==== Data for processing

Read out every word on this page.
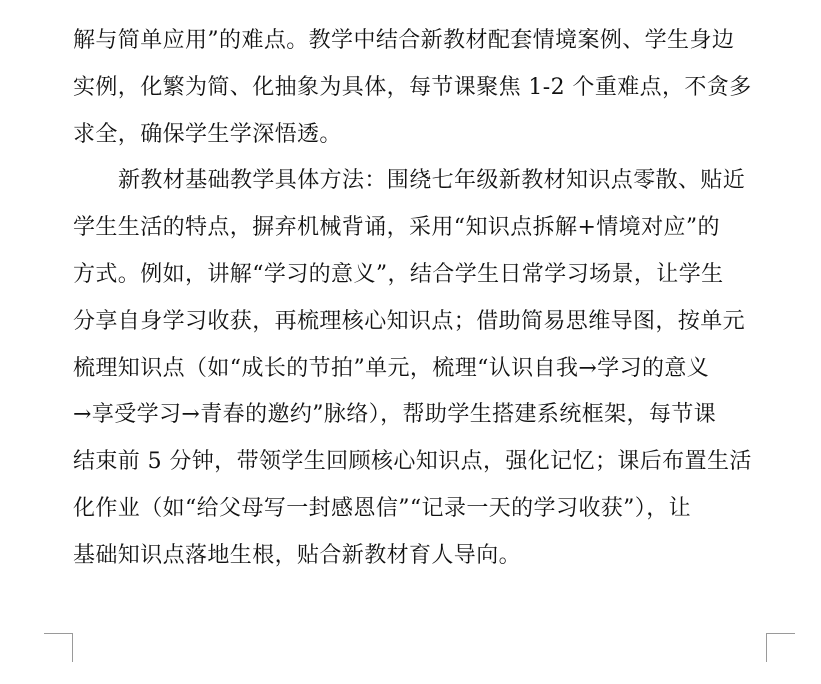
解与简单应用”的难点。教学中结合新教材配套情境案例、学生身边
实例，化繁为简、化抽象为具体，每节课聚焦 1-2 个重难点，不贪多
求全，确保学生学深悟透。
新教材基础教学具体方法：围绕七年级新教材知识点零散、贴近
学生生活的特点，摒弃机械背诵，采用“知识点拆解+情境对应”的
方式。例如，讲解“学习的意义”，结合学生日常学习场景，让学生
分享自身学习收获，再梳理核心知识点；借助简易思维导图，按单元
梳理知识点（如“成长的节拍”单元，梳理“认识自我→学习的意义
→享受学习→青春的邀约”脉络），帮助学生搭建系统框架，每节课
结束前 5 分钟，带领学生回顾核心知识点，强化记忆；课后布置生活
化作业（如“给父母写一封感恩信”“记录一天的学习收获”），让
基础知识点落地生根，贴合新教材育人导向。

========

* _Problem description_
Count how many lines in the data above hold the string "学习的意义", and give the number with no other words.

* _Written solution_
2